**WHAT THE EXERCISE ASKS:**
Please return, character for character, the rows below, starting at the line that contains "bullet-icon: • — [77, 534, 81, 547]" and ending at the line that contains "list-item-term: Education —", with both of those lines included.

........

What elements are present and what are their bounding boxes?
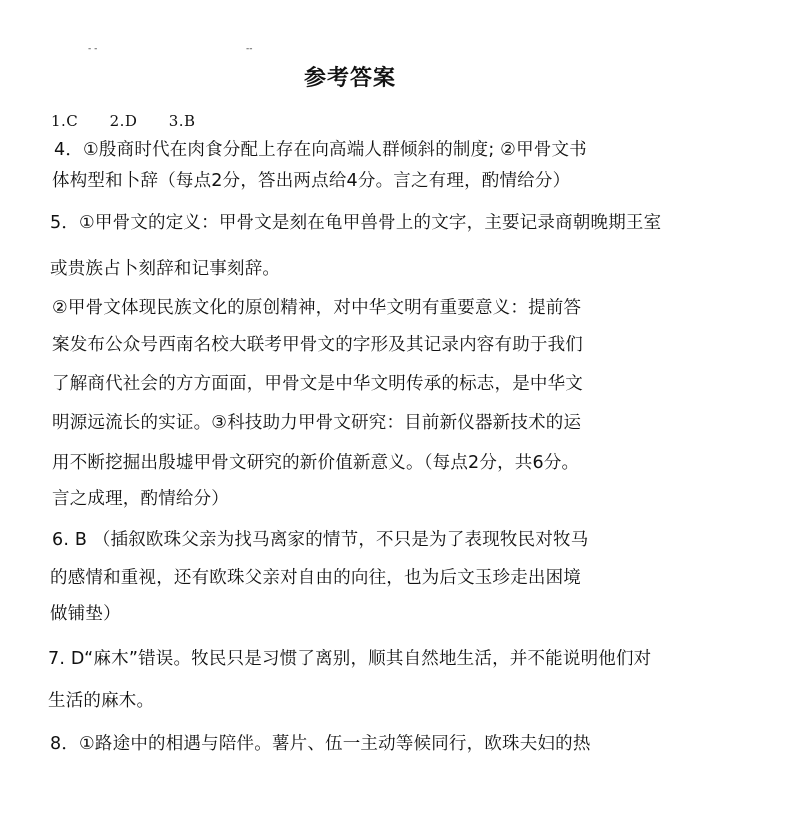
answer-line: 生活的麻木。 xyxy=(48,691,155,711)
mcq-answers xyxy=(51,110,196,132)
page-title: 参考答案 xyxy=(304,66,397,91)
header-mark-right: -- xyxy=(246,44,253,54)
answer-line: 做铺垫） xyxy=(50,604,121,624)
answer-line: 8．①路途中的相遇与陪伴。薯片、伍一主动等候同行，欧珠夫妇的热 xyxy=(50,734,591,754)
answer-line: 言之成理，酌情给分） xyxy=(52,489,229,509)
answer-line: 6. B （插叙欧珠父亲为找马离家的情节，不只是为了表现牧民对牧马 xyxy=(52,530,589,550)
answer-line: 的感情和重视，还有欧珠父亲对自由的向往，也为后文玉珍走出困境 xyxy=(50,568,581,588)
answer-line: 体构型和卜辞（每点2分，答出两点给4分。言之有理，酌情给分） xyxy=(52,171,571,191)
answer-line: 用不断挖掘出殷墟甲骨文研究的新价值新意义。（每点2分，共6分。 xyxy=(52,453,580,473)
answer-line: 明源远流长的实证。③科技助力甲骨文研究：目前新仪器新技术的运 xyxy=(52,413,582,433)
answer-line: 了解商代社会的方方面面，甲骨文是中华文明传承的标志，是中华文 xyxy=(52,374,583,394)
answer-q1: 1.C xyxy=(51,112,79,130)
answer-line: 4．①殷商时代在肉食分配上存在向高端人群倾斜的制度; ②甲骨文书 xyxy=(54,140,587,160)
answer-line: 案发布公众号西南名校大联考甲骨文的字形及其记录内容有助于我们 xyxy=(52,335,583,355)
answer-line: 或贵族占卜刻辞和记事刻辞。 xyxy=(50,259,281,279)
header-mark-left: - - xyxy=(88,44,98,54)
answer-q2: 2.D xyxy=(109,112,138,130)
answer-line: ②甲骨文体现民族文化的原创精神，对中华文明有重要意义：提前答 xyxy=(52,298,582,318)
answer-line: 5．①甲骨文的定义：甲骨文是刻在龟甲兽骨上的文字，主要记录商朝晚期王室 xyxy=(50,213,662,233)
answer-line: 7. D“麻木”错误。牧民只是习惯了离别，顺其自然地生活，并不能说明他们对 xyxy=(48,649,652,669)
answer-q3: 3.B xyxy=(168,112,196,130)
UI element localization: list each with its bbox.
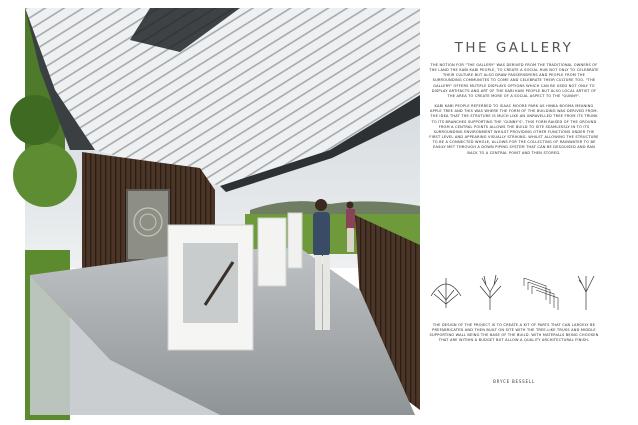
description-panel: [428, 40, 600, 161]
form-paragraph: KABI KABI PEOPLE REFERRED TO ISAAC MOORE PARK AS HINKA BOOMA MEANING APPLE TREE AND THIS WAS WHERE THE FORM OF THE BUILDING WAS DERIVED FROM. THE IDEA THAT THE STRUTURE IS MUCH LIKE AN UNRAVELLED TREE FROM ITS TRUNK TO ITS BRANCHES SUPPORTING THE 'GUNNY'S'. THIS FORM RAISED OF THE GROUND FROM A CENTRAL POINTS ALLOWS THE BUILD TO SITE SEAMLESSLY IN TO ITS SURROUNDING ENVIRONMENT WHILST PROVIDING OTHER FUNCTIONS UNDER THE FIRST LEVEL AND APPEARING VISUALLY STRIKING. WHILST ALLOWING THE STRUCTURE TO BE A CONNECTED WHOLE, ALLOWS FOR THE COLLECTING OF RAINWATER TO BE EASILY MET THROUGH A DOWN PIPING SYSTEM THAT CAN BE DESGUISED AND RAN BACK TO A CENTRAL POINT AND THEN STORED.: [429, 104, 599, 155]
author-credit: BRYCE BESSELL: [493, 379, 535, 384]
design-paragraph: THE DESIGN OF THE PROJECT IS TO CREATE A KIT OF PARTS THAT CAN LARGELY BE PREFABRICATED AND THEN BUILT ON SITE WITH THE TREE-LIKE TRUSS AND MIDDLE SUPPORTING WALL BEING THE BASE OF THE BUILD. WITH MATERIALS BEING CHOOSEN THAT ARE WITHIN A BUDGET BUT ALLOW A QUALITY ARCHITECTURAL FINISH.: [429, 323, 599, 343]
intro-paragraph: THE NOTION FOR "THE GALLERY" WAS DERIVED FROM THE TRADITIONAL OWNERS OF THE LAND THE KABI KABI PEOPLE, TO CREATE A SOCIAL HUB NOT ONLY TO CELEBRATE THEIR CULTURE BUT ALSO DRAW PASSERSBYERS AND PEOPLE FROM THE SURROUNDING COMMUNITES TO COME AND CELEBRATE THEIR CULTURE TOO. "THE GALLERY" OFFERS MUTIPLE DISPLAYS OPTIONS WHICH CAN BE USED NOT ONLY TO DISPLAY ARTIFACTS AND ART OF THE KABI KABI PEOPLE BUT ALSO LOCAL ARTIST OF THE AREA TO CREATE MORE OF A SOCIAL ASPECT TO THE "GUNNY".: [429, 63, 599, 98]
person-background: [346, 202, 355, 253]
page-title: THE GALLERY: [454, 40, 574, 56]
concept-diagrams: [428, 268, 600, 312]
display-plinth-back: [288, 213, 302, 268]
tree-canopy-diagram: [431, 278, 461, 308]
bare-tree-diagram: [480, 275, 501, 310]
display-plinth-mid: [258, 218, 286, 286]
unravelled-truss-diagram: [524, 278, 558, 310]
artwork-panel: [127, 190, 169, 260]
single-branch-diagram: [578, 276, 594, 310]
person-foreground: [313, 199, 330, 330]
design-panel: [428, 323, 600, 349]
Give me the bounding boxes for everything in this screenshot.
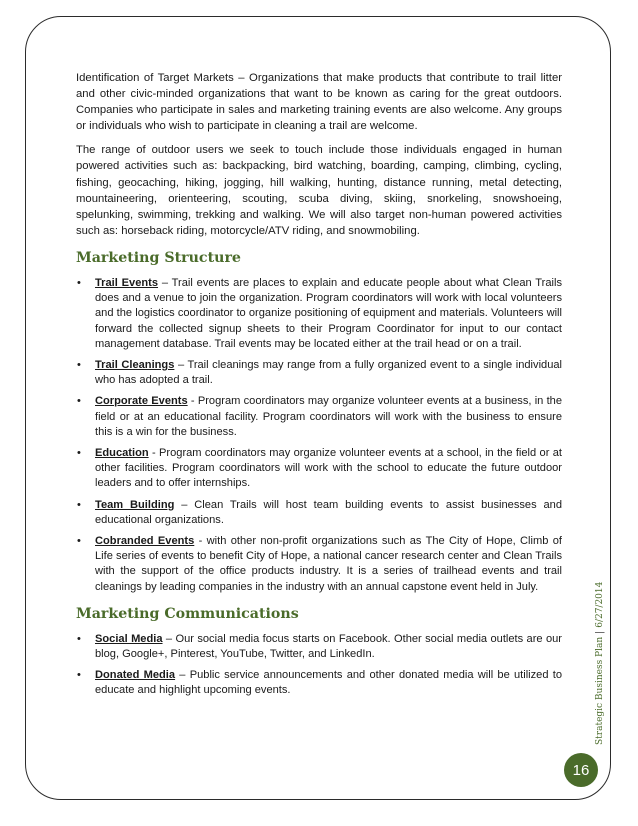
bullet-icon: • — [77, 534, 81, 547]
list-item-term: Trail Events — [95, 276, 159, 289]
list-item-term: Team Building — [95, 498, 175, 511]
separator: | — [595, 630, 605, 634]
list-item-text: – Public service announcements and other donated media will be utilized to educate and highlight upcoming events. — [95, 669, 562, 697]
bullet-icon: • — [77, 632, 81, 645]
marketing-structure-list — [76, 276, 562, 595]
list-item-text: - Program coordinators may organize volunteer events at a school, in the field or at other facilities. Program coordinators will work with the school to educate the future outdoor leaders and to offer internships. — [95, 446, 562, 490]
list-item — [76, 498, 562, 528]
list-item-term: Social Media — [95, 632, 163, 645]
list-item-text: – Trail cleanings may range from a fully organized event to a single individual who has adopted a trail. — [95, 358, 563, 387]
list-item-term: Education — [95, 446, 149, 459]
document-title: Strategic Business Plan — [595, 636, 605, 745]
marketing-structure-heading: Marketing Structure — [76, 249, 241, 266]
sidebar-footer — [595, 582, 605, 745]
list-item-text: – Our social media focus starts on Facebook. Other social media outlets are our blog, Google+, Pinterest, YouTube, Twitter, and LinkedIn. — [95, 632, 563, 660]
list-item — [76, 534, 562, 595]
bullet-icon: • — [77, 358, 81, 371]
list-item-term: Trail Cleanings — [95, 358, 175, 371]
bullet-icon: • — [77, 446, 81, 459]
paragraph-outdoor-users: The range of outdoor users we seek to touch include those individuals engaged in human powered activities such as: backpacking, bird watching, boarding, camping, climbing, cycling, fishing, geocaching, hiking, jogging, hill walking, hunting, distance running, metal detecting, mountaineering, orienteering, scouting, scuba diving, skiing, snorkeling, snowshoeing, spelunking, swimming, trekking and walking. We will also target non-human powered activities such as: horseback riding, motorcycle/ATV riding, and snowmobiling. — [76, 144, 562, 237]
document-body — [76, 70, 562, 705]
list-item — [76, 632, 562, 662]
paragraph-target-markets: Identification of Target Markets – Organizations that make products that contribute to trail litter and other civic-minded organizations that want to be known as caring for the great outdoors. Companies who participate in sales and marketing training events are also welcome. Any groups or individuals who wish to participate in cleaning a trail are welcome. — [76, 72, 562, 133]
page-number-badge — [564, 753, 598, 787]
marketing-communications-list — [76, 632, 562, 699]
list-item-term: Cobranded Events — [95, 534, 195, 547]
bullet-icon: • — [77, 276, 81, 289]
list-item — [76, 394, 562, 440]
bullet-icon: • — [77, 669, 81, 682]
list-item — [76, 358, 562, 388]
list-item-term: Donated Media — [95, 669, 176, 682]
list-item-text: - with other non-profit organizations such as The City of Hope, Climb of Life series of events to benefit City of Hope, a national cancer research center and Clean Trails with the support of the office products industry. It is a series of trailhead events and trail cleanings by leading companies in the industry with an annual capstone event held in July. — [95, 534, 562, 593]
bullet-icon: • — [77, 498, 81, 511]
bullet-icon: • — [77, 395, 81, 408]
list-item-term: Corporate Events — [95, 395, 188, 408]
page-number: 16 — [572, 761, 590, 779]
marketing-communications-heading: Marketing Communications — [76, 605, 299, 622]
document-date: 6/27/2014 — [595, 581, 605, 628]
list-item-text: - Program coordinators may organize volunteer events at a business, in the field or at an educational facility. Program coordinators will work with the business to ensure this is a win for the business. — [95, 395, 562, 438]
list-item-text: – Clean Trails will host team building events to assist businesses and educational organizations. — [95, 498, 562, 526]
list-item — [76, 668, 562, 698]
list-item — [76, 446, 562, 492]
list-item — [76, 276, 562, 352]
list-item-text: – Trail events are places to explain and educate people about what Clean Trails does and a venue to join the organization. Program coordinators will work with local volunteers and the logistics coordinator to organize positioning of equipment and materials. Volunteers will forward the collected signup sheets to their Program Coordinator for input to our contact management database. Trail events may be located either at the trail head or on a trail. — [95, 276, 562, 350]
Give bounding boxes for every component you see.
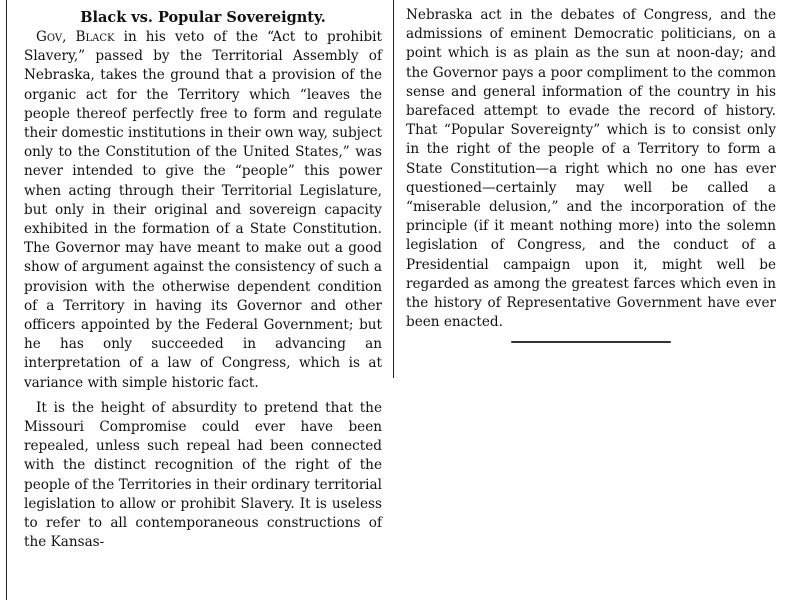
paragraph-1	[24, 28, 382, 393]
end-of-article-rule	[511, 341, 671, 343]
article-headline: Black vs. Popular Sovereignty.	[80, 9, 326, 26]
left-column-rule	[6, 0, 7, 600]
paragraph-2: It is the height of absurdity to pretend that the Missouri Compromise could ever have been repealed, unless such repeal had been connected with the distinct recognition of the right of the people of the Territories in their ordinary territorial legislation to allow or prohibit Slavery. It is useless to refer to all contemporaneous constructions of the Kansas-	[24, 399, 382, 551]
paragraph-1-lead: Gov, Black	[36, 29, 115, 45]
paragraph-2-continued: Nebraska act in the debates of Congress, and the admissions of eminent Democratic politicians, on a point which is as plain as the sun at noon-day; and the Governor pays a poor compliment to the common sense and general information of the country in his barefaced attempt to evade the record of history. That “Popular Sovereignty” which is to consist only in the right of the people of a Territory to form a State Constitution—a right which no one has ever questioned—certainly may well be called a “miserable delusion,” and the incorporation of the principle (if it meant nothing more) into the solemn legislation of Congress, and the conduct of a Presidential campaign upon it, might well be regarded as among the greatest farces which even in the history of Representative Government have ever been enacted.	[406, 7, 776, 331]
paragraph-1-body: in his veto of the “Act to prohibit Slavery,” passed by the Territorial Assembly of Nebraska, takes the ground that a provision of the organic act for the Territory which “leaves the people thereof perfectly free to form and regulate their domestic institutions in their own way, subject only to the Constitution of the United States,” was never intended to give the “people” this power when acting through their Territorial Legislature, but only in their original and sovereign capacity exhibited in the formation of a State Constitution. The Governor may have meant to make out a good show of argument against the consistency of such a provision with the otherwise dependent condition of a Territory in having its Governor and other officers appointed by the Federal Government; but he has only succeeded in advancing an interpretation of a law of Congress, which is at variance with simple historic fact.	[24, 29, 382, 391]
right-column	[406, 6, 776, 343]
column-divider-rule	[393, 0, 394, 378]
left-column	[24, 8, 382, 558]
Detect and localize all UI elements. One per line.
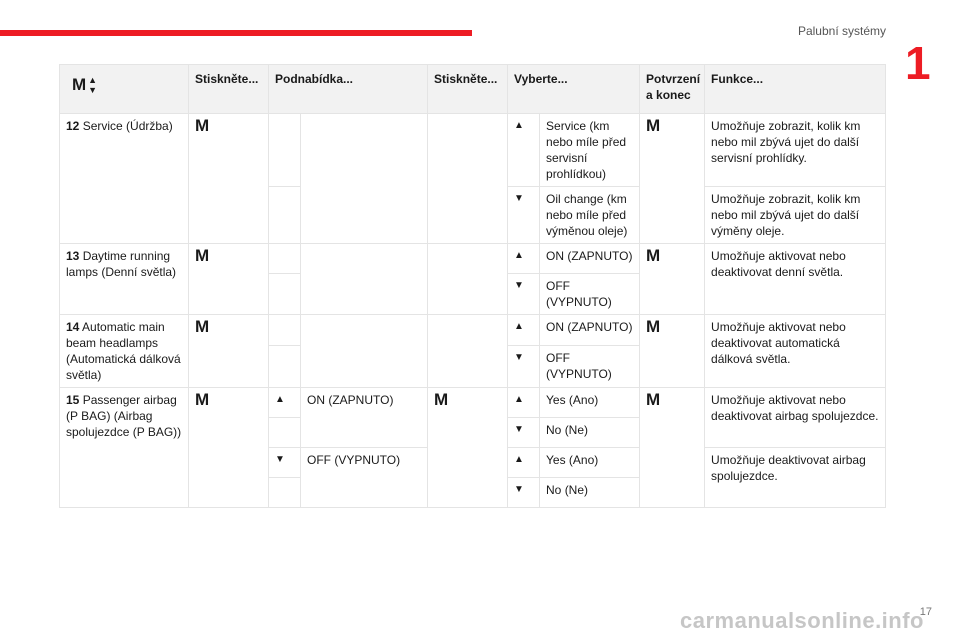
section-title: Palubní systémy — [797, 24, 886, 38]
top-accent-bar — [0, 30, 472, 36]
option-yes: Yes (Ano) — [540, 448, 640, 478]
table-row — [60, 244, 886, 274]
watermark: carmanualsonline.info — [680, 608, 924, 633]
m-button-icon: M — [646, 246, 661, 265]
up-arrow-icon: ▲ — [514, 394, 524, 405]
up-arrow-icon: ▲ — [514, 250, 524, 261]
row-label-daytime-lamps: 13 Daytime running lamps (Denní světla) — [60, 244, 189, 315]
up-arrow-icon: ▲ — [88, 75, 98, 85]
option-no: No (Ne) — [540, 418, 640, 448]
option-oil-change: Oil change (km nebo míle před výměnou oleje) — [540, 187, 640, 244]
m-button-icon: M — [646, 390, 661, 409]
m-button-icon: M — [72, 75, 87, 94]
m-button-icon: M — [195, 116, 210, 135]
up-arrow-icon: ▲ — [514, 454, 524, 465]
function-airbag-toggle: Umožňuje aktivovat nebo deaktivovat airbag spolujezdce. — [705, 388, 886, 448]
option-on: ON (ZAPNUTO) — [540, 315, 640, 346]
row-label-auto-headlamps: 14 Automatic main beam headlamps (Automatická dálková světla) — [60, 315, 189, 388]
down-arrow-icon: ▼ — [514, 193, 524, 204]
down-arrow-icon: ▼ — [514, 424, 524, 435]
col-header-function: Funkce... — [705, 65, 886, 114]
up-arrow-icon: ▲ — [275, 394, 285, 405]
submenu-on: ON (ZAPNUTO) — [301, 388, 428, 448]
header-nav-icon-cell — [60, 65, 189, 114]
down-arrow-icon: ▼ — [88, 85, 98, 95]
table-row — [60, 114, 886, 187]
option-yes: Yes (Ano) — [540, 388, 640, 418]
m-button-icon: M — [195, 390, 210, 409]
col-header-select: Vyberte... — [508, 65, 640, 114]
down-arrow-icon: ▼ — [514, 484, 524, 495]
function-airbag-deactivate: Umožňuje deaktivovat airbag spolujezdce. — [705, 448, 886, 508]
function-auto-headlamps: Umožňuje aktivovat nebo deaktivovat automatická dálková světla. — [705, 315, 886, 388]
m-button-icon: M — [195, 246, 210, 265]
table-row — [60, 388, 886, 418]
option-no: No (Ne) — [540, 478, 640, 508]
page-number: 17 — [919, 606, 932, 618]
function-service: Umožňuje zobrazit, kolik km nebo mil zbývá ujet do další servisní prohlídky. — [705, 114, 886, 187]
submenu-off: OFF (VYPNUTO) — [301, 448, 428, 508]
row-label-passenger-airbag: 15 Passenger airbag (P BAG) (Airbag spolujezdce (P BAG)) — [60, 388, 189, 508]
down-arrow-icon: ▼ — [514, 351, 524, 363]
m-button-icon: M — [195, 317, 210, 336]
m-button-icon: M — [646, 317, 661, 336]
down-arrow-icon: ▼ — [275, 454, 285, 465]
col-header-press: Stiskněte... — [189, 65, 269, 114]
down-arrow-icon: ▼ — [514, 280, 524, 291]
col-header-press-2: Stiskněte... — [428, 65, 508, 114]
function-daytime-lamps: Umožňuje aktivovat nebo deaktivovat denní světla. — [705, 244, 886, 315]
option-on: ON (ZAPNUTO) — [540, 244, 640, 274]
up-arrow-icon: ▲ — [514, 120, 524, 131]
row-label-service: 12 Service (Údržba) — [60, 114, 189, 244]
option-service: Service (km nebo míle před servisní prohlídkou) — [540, 114, 640, 187]
table-row — [60, 315, 886, 346]
up-arrow-icon: ▲ — [514, 321, 524, 332]
option-off: OFF (VYPNUTO) — [540, 274, 640, 315]
menu-table — [59, 64, 886, 508]
chapter-number: 1 — [905, 37, 931, 89]
function-oil-change: Umožňuje zobrazit, kolik km nebo mil zbývá ujet do další výměny oleje. — [705, 187, 886, 244]
option-off: OFF (VYPNUTO) — [540, 345, 640, 387]
col-header-confirm: Potvrzení a konec — [640, 65, 705, 114]
m-button-icon: M — [434, 390, 449, 409]
col-header-submenu: Podnabídka... — [269, 65, 428, 114]
m-button-icon: M — [646, 116, 661, 135]
header-row — [60, 65, 886, 114]
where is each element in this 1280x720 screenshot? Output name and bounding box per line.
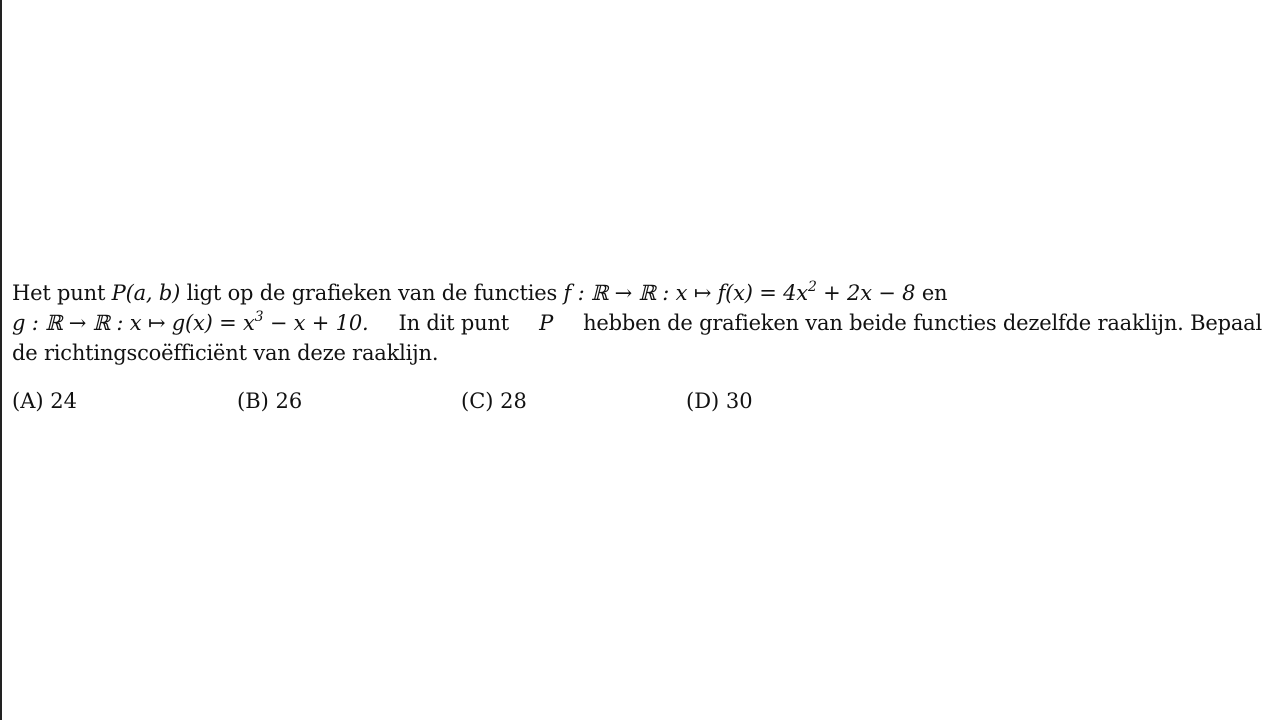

........

**WRITTEN ANSWER:**
bullet-icon: • — [77, 534, 81, 547]
list-item-term: Trail Events — [95, 276, 159, 289]
list-item-term: Team Building — [95, 498, 175, 511]
separator: | — [595, 630, 605, 634]
list-item-text: – Public service announcements and other donated media will be utilized to educate and highlight upcoming events. — [95, 669, 562, 697]
bullet-icon: • — [77, 632, 81, 645]
marketing-structure-list — [76, 276, 562, 595]
list-item-text: - Program coordinators may organize volunteer events at a school, in the field or at other facilities. Program coordinators will work with the school to educate the future outdoor leaders and to offer internships. — [95, 446, 562, 490]
list-item — [76, 498, 562, 528]
list-item-term: Social Media — [95, 632, 163, 645]
list-item-text: – Trail cleanings may range from a fully organized event to a single individual who has adopted a trail. — [95, 358, 563, 387]
list-item-term: Education — [95, 446, 149, 459]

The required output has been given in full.